## Task
Copy nothing but the lines running from the one containing "Read out every word on this page." through the end of the listing below. Drop the pictures.

***

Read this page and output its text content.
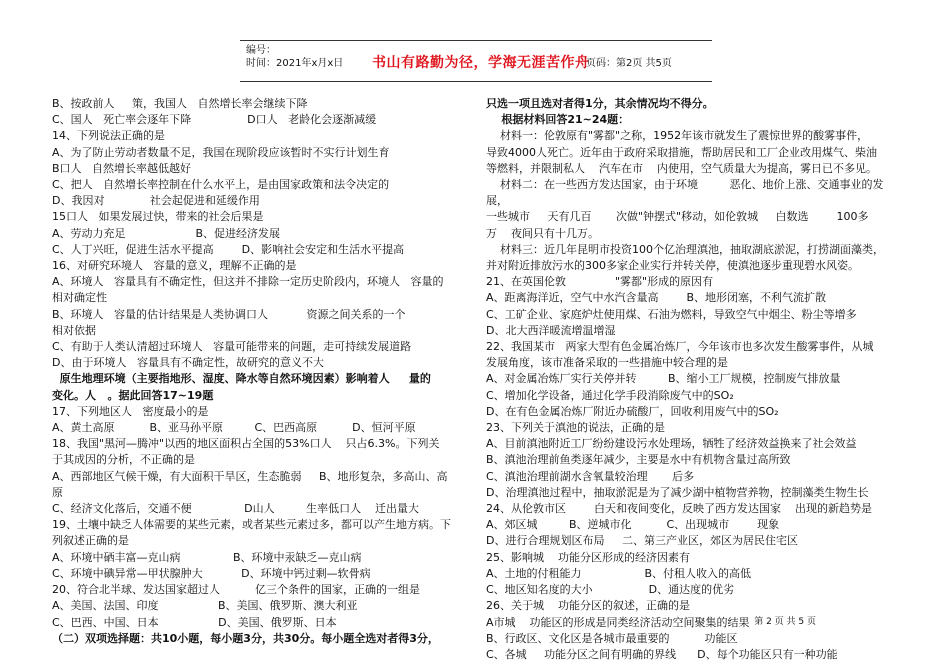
编号：
时间：2021年x月x日 书山有路勤为径，学海无涯苦作舟
页码：第2页 共5页
B、按政前人     策，我国人   自然增长率会继续下降
C、国人   死亡率会逐年下降                D口人   老龄化会逐渐减缓
14、下列说法正确的是
A、为了防止劳动者数量不足，我国在现阶段应该暂时不实行计划生育
B口人   自然增长率越低越好
C、把人   自然增长率控制在什么水平上，是由国家政策和法令决定的
D、我因对             社会起促进和延缓作用
15口人   如果发展过快，带来的社会后果是
A、劳动力充足                    B、促进经济发展
C、人丁兴旺，促进生活水平提高        D、影响社会安定和生活水平提高
16、对研究环境人   容量的意义，理解不正确的是
A、环境人   容量具有不确定性，但这并不排除一定历史阶段内，环境人   容量的
相对确定性
B、环境人   容量的估计结果是人类协调口人           资源之间关系的一个
相对依据
C、有助于人类认清超过环境人   容量可能带来的问题，走可持续发展道路
D、由于环境人   容量具有不确定性，故研究的意义不大
原生地理环境（主要指地形、湿度、降水等自然环境因素）影响着人     量的
变化。人   。据此回答17~19题
17、下列地区人   密度最小的是
A、黄土高原          B、亚马孙平原         C、巴西高原          D、恒河平原
18、我国"黑河—腾冲"以西的地区面积占全国的53%口人    只占6.3%。下列关
于其成因的分析，不正确的是
A、西部地区气候干燥，有大面积干旱区，生态脆弱     B、地形复杂，多高山、高
原
C、经济文化落后，交通不便               D山人         生率低口人    迁出量大
19、土壤中缺乏人体需要的某些元素，或者某些元素过多，都可以产生地方病。下
列叙述正确的是
A、环境中硒丰富—克山病               B、环境中汞缺乏—克山病
C、环境中碘异常—甲状腺肿大           D、环境中钙过剩—软骨病
20、符合北半球、发达国家超过人          亿三个条件的国家，正确的一组是
A、美国、法国、印度                 B、美国、俄罗斯、澳大利亚
C、巴西、中国、日本                 D、美国、俄罗斯、日本
（二）双项选择题：共10小题，每小题3分，共30分。每小题全选对者得3分，
只选一项且选对者得1分，其余情况均不得分。
根据材料回答21~24题：
材料一：伦敦原有"雾都"之称，1952年该市就发生了震惊世界的酸雾事件，
导致4000人死亡。近年由于政府采取措施，帮助居民和工厂企业改用煤气、柴油
等燃料，并限制私人    汽车在市    内使用，空气质量大为提高，雾日已不多见。
材料二：在一些西方发达国家，由于环境         恶化、地价上涨、交通事业的发展，
一些城市     天有几百       次做"钟摆式"移动，如伦敦城     白数选        100多
万    夜间只有十几万。
材料三：近几年昆明市投资100个亿治理滇池，抽取湖底淤泥，打捞湖面藻类，
并对附近排放污水的300多家企业实行并转关停，使滇池逐步重现碧水风姿。
21、在英国伦敦              "雾都"形成的原因有
A、距离海洋近，空气中水汽含量高        B、地形闭塞，不利气流扩散
C、工矿企业、家庭炉灶使用煤、石油为燃料，导致空气中烟尘、粉尘等增多
D、北大西洋暖流增温增湿
22、我国某市   两家大型有色金属冶炼厂，今年该市也多次发生酸雾事件，从城
发展角度，该市准备采取的一些措施中较合理的是
A、对金属冶炼厂实行关停并转         B、缩小工厂规模，控制废气排放量
C、增加化学设备，通过化学手段消除废气中的SO₂
D、在有色金属冶炼厂附近办硫酸厂，回收利用废气中的SO₂
23、下列关于滇池的说法，正确的是
A、目前滇池附近工厂纷纷建设污水处理场，牺牲了经济效益换来了社会效益
B、滇池治理前鱼类逐年减少，主要是水中有机物含量过高所致
C、滇池治理前湖水含氧量较治理       后多
D、治理滇池过程中，抽取淤泥是为了减少湖中植物营养物，控制藻类生物生长
24、从伦敦市区        白天和夜间变化，反映了西方发达国家    出现的新趋势是
A、郊区城         B、逆城市化          C、出现城市        现象
D、进行合理规划区布局     二、第三产业区，郊区为居民住宅区
25、影响城    功能分区形成的经济因素有
A、土地的付租能力                  B、付租人收入的高低
C、地区知名度的大小                D、通达度的优劣
26、关于城    功能分区的叙述，正确的是
A市城    功能区的形成是同类经济活动空间聚集的结果
B、行政区、文化区是各城市最重要的          功能区
C、各城     功能分区之间有明确的界线      D、每个功能区只有一种功能
第 2 页 共 5 页
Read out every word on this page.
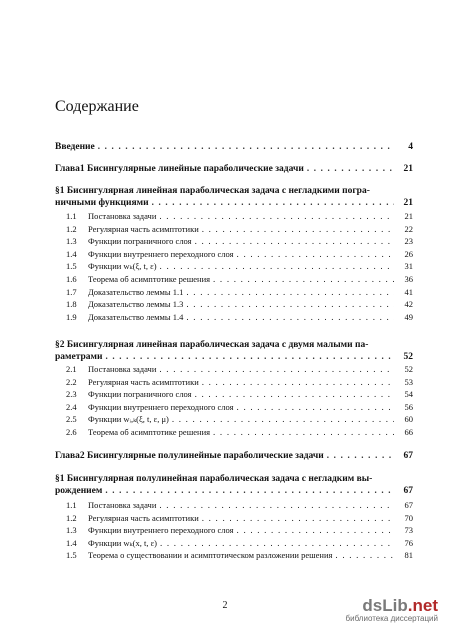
Содержание
Введение . . .	4
Глава1 Бисингулярные линейные параболические задачи . . .	21
§1 Бисингулярная линейная параболическая задача с негладкими погра-
ничными функциями . . .	21
1.1	Постановка задачи . . .	21
1.2	Регулярная часть асимптотики . . .	22
1.3	Функции пограничного слоя . . .	23
1.4	Функции внутреннего переходного слоя . . .	26
1.5	Функции wₖ(ξ, t, ε) . . .	31
1.6	Теорема об асимптотике решения . . .	36
1.7	Доказательство леммы 1.1 . . .	41
1.8	Доказательство леммы 1.3 . . .	42
1.9	Доказательство леммы 1.4 . . .	49
§2 Бисингулярная линейная параболическая задача с двумя малыми па-
раметрами . . .	52
2.1	Постановка задачи . . .	52
2.2	Регулярная часть асимптотики . . .	53
2.3	Функции пограничного слоя . . .	54
2.4	Функции внутреннего переходного слоя . . .	56
2.5	Функции wᵢ,ₖ(ξ, t, ε, μ) . . .	60
2.6	Теорема об асимптотике решения . . .	66
Глава2 Бисингулярные полулинейные параболические задачи . . .	67
§1 Бисингулярная полулинейная параболическая задача с негладким вы-
рождением . . .	67
1.1	Постановка задачи . . .	67
1.2	Регулярная часть асимптотики . . .	70
1.3	Функции внутреннего переходного слоя . . .	73
1.4	Функции wₖ(x, t, ε) . . .	76
1.5	Теорема о существовании и асимптотическом разложении решения . . .	81
2	dsLib.net
библиотека диссертаций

***

## Response to this exercise
Read out every word on this page.
Содержание
Введение . . .	4
Глава1 Бисингулярные линейные параболические задачи . . .	21
§1 Бисингулярная линейная параболическая задача с негладкими погра-
ничными функциями . . .	21
1.1	Постановка задачи . . .	21
1.2	Регулярная часть асимптотики . . .	22
1.3	Функции пограничного слоя . . .	23
1.4	Функции внутреннего переходного слоя . . .	26
1.5	Функции wₖ(ξ, t, ε) . . .	31
1.6	Теорема об асимптотике решения . . .	36
1.7	Доказательство леммы 1.1 . . .	41
1.8	Доказательство леммы 1.3 . . .	42
1.9	Доказательство леммы 1.4 . . .	49
§2 Бисингулярная линейная параболическая задача с двумя малыми па-
раметрами . . .	52
2.1	Постановка задачи . . .	52
2.2	Регулярная часть асимптотики . . .	53
2.3	Функции пограничного слоя . . .	54
2.4	Функции внутреннего переходного слоя . . .	56
2.5	Функции wᵢ,ₖ(ξ, t, ε, μ) . . .	60
2.6	Теорема об асимптотике решения . . .	66
Глава2 Бисингулярные полулинейные параболические задачи . . .	67
§1 Бисингулярная полулинейная параболическая задача с негладким вы-
рождением . . .	67
1.1	Постановка задачи . . .	67
1.2	Регулярная часть асимптотики . . .	70
1.3	Функции внутреннего переходного слоя . . .	73
1.4	Функции wₖ(x, t, ε) . . .	76
1.5	Теорема о существовании и асимптотическом разложении решения . . .	81
2	dsLib.net
библиотека диссертаций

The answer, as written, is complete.